Entries taken from a collection:
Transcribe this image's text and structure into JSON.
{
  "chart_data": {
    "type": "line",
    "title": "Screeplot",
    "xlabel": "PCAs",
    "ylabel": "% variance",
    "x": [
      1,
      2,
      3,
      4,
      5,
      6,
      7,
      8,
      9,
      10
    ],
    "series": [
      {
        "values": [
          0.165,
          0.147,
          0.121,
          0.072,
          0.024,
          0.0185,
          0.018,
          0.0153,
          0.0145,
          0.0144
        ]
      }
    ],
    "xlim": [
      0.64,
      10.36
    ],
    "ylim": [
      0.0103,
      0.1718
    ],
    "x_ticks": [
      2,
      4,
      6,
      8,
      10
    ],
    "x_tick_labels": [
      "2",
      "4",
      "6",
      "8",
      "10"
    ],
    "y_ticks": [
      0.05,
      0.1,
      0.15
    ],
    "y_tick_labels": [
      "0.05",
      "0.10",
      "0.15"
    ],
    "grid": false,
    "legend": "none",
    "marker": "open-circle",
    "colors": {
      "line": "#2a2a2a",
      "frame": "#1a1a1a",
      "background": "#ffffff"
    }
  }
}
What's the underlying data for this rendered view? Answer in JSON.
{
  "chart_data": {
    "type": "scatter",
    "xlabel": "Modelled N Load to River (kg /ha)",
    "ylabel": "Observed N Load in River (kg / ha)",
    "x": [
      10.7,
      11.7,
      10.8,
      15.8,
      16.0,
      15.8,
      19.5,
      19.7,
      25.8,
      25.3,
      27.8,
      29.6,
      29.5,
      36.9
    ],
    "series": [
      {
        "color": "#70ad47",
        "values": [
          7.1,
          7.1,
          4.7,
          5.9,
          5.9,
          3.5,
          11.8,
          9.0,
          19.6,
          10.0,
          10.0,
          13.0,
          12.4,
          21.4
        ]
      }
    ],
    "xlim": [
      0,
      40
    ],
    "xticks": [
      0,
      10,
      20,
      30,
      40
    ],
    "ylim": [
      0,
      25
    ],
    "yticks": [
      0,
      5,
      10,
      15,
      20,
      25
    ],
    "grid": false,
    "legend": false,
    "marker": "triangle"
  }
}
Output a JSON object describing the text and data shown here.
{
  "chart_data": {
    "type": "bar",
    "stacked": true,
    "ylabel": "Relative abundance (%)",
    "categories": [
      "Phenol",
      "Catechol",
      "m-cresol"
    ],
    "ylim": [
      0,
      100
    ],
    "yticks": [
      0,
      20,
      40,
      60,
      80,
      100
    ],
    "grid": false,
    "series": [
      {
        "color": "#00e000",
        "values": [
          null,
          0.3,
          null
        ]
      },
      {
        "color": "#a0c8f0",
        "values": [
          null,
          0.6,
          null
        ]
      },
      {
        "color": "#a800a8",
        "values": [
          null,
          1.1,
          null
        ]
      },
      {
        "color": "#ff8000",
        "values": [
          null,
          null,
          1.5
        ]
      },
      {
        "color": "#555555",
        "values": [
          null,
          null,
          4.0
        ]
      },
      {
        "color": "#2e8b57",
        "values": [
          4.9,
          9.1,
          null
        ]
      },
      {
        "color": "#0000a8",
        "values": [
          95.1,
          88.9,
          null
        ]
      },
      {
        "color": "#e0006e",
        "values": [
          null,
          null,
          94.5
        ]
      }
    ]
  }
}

*Required work*
Hand back the material above in full, exactly as written.

*Reply*
Transcribe this image's text and structure into JSON.
{
  "chart_data": {
    "type": "line",
    "title": "Screeplot",
    "xlabel": "PCAs",
    "ylabel": "% variance",
    "x": [
      1,
      2,
      3,
      4,
      5,
      6,
      7,
      8,
      9,
      10
    ],
    "series": [
      {
        "values": [
          0.165,
          0.147,
          0.121,
          0.072,
          0.024,
          0.0185,
          0.018,
          0.0153,
          0.0145,
          0.0144
        ]
      }
    ],
    "xlim": [
      0.64,
      10.36
    ],
    "ylim": [
      0.0103,
      0.1718
    ],
    "x_ticks": [
      2,
      4,
      6,
      8,
      10
    ],
    "x_tick_labels": [
      "2",
      "4",
      "6",
      "8",
      "10"
    ],
    "y_ticks": [
      0.05,
      0.1,
      0.15
    ],
    "y_tick_labels": [
      "0.05",
      "0.10",
      "0.15"
    ],
    "grid": false,
    "legend": "none",
    "marker": "open-circle",
    "colors": {
      "line": "#2a2a2a",
      "frame": "#1a1a1a",
      "background": "#ffffff"
    }
  }
}
What's the underlying data for this rendered view? Answer in JSON.
{
  "chart_data": {
    "type": "scatter",
    "xlabel": "Modelled N Load to River (kg /ha)",
    "ylabel": "Observed N Load in River (kg / ha)",
    "x": [
      10.7,
      11.7,
      10.8,
      15.8,
      16.0,
      15.8,
      19.5,
      19.7,
      25.8,
      25.3,
      27.8,
      29.6,
      29.5,
      36.9
    ],
    "series": [
      {
        "color": "#70ad47",
        "values": [
          7.1,
          7.1,
          4.7,
          5.9,
          5.9,
          3.5,
          11.8,
          9.0,
          19.6,
          10.0,
          10.0,
          13.0,
          12.4,
          21.4
        ]
      }
    ],
    "xlim": [
      0,
      40
    ],
    "xticks": [
      0,
      10,
      20,
      30,
      40
    ],
    "ylim": [
      0,
      25
    ],
    "yticks": [
      0,
      5,
      10,
      15,
      20,
      25
    ],
    "grid": false,
    "legend": false,
    "marker": "triangle"
  }
}
Output a JSON object describing the text and data shown here.
{
  "chart_data": {
    "type": "bar",
    "stacked": true,
    "ylabel": "Relative abundance (%)",
    "categories": [
      "Phenol",
      "Catechol",
      "m-cresol"
    ],
    "ylim": [
      0,
      100
    ],
    "yticks": [
      0,
      20,
      40,
      60,
      80,
      100
    ],
    "grid": false,
    "series": [
      {
        "color": "#00e000",
        "values": [
          null,
          0.3,
          null
        ]
      },
      {
        "color": "#a0c8f0",
        "values": [
          null,
          0.6,
          null
        ]
      },
      {
        "color": "#a800a8",
        "values": [
          null,
          1.1,
          null
        ]
      },
      {
        "color": "#ff8000",
        "values": [
          null,
          null,
          1.5
        ]
      },
      {
        "color": "#555555",
        "values": [
          null,
          null,
          4.0
        ]
      },
      {
        "color": "#2e8b57",
        "values": [
          4.9,
          9.1,
          null
        ]
      },
      {
        "color": "#0000a8",
        "values": [
          95.1,
          88.9,
          null
        ]
      },
      {
        "color": "#e0006e",
        "values": [
          null,
          null,
          94.5
        ]
      }
    ]
  }
}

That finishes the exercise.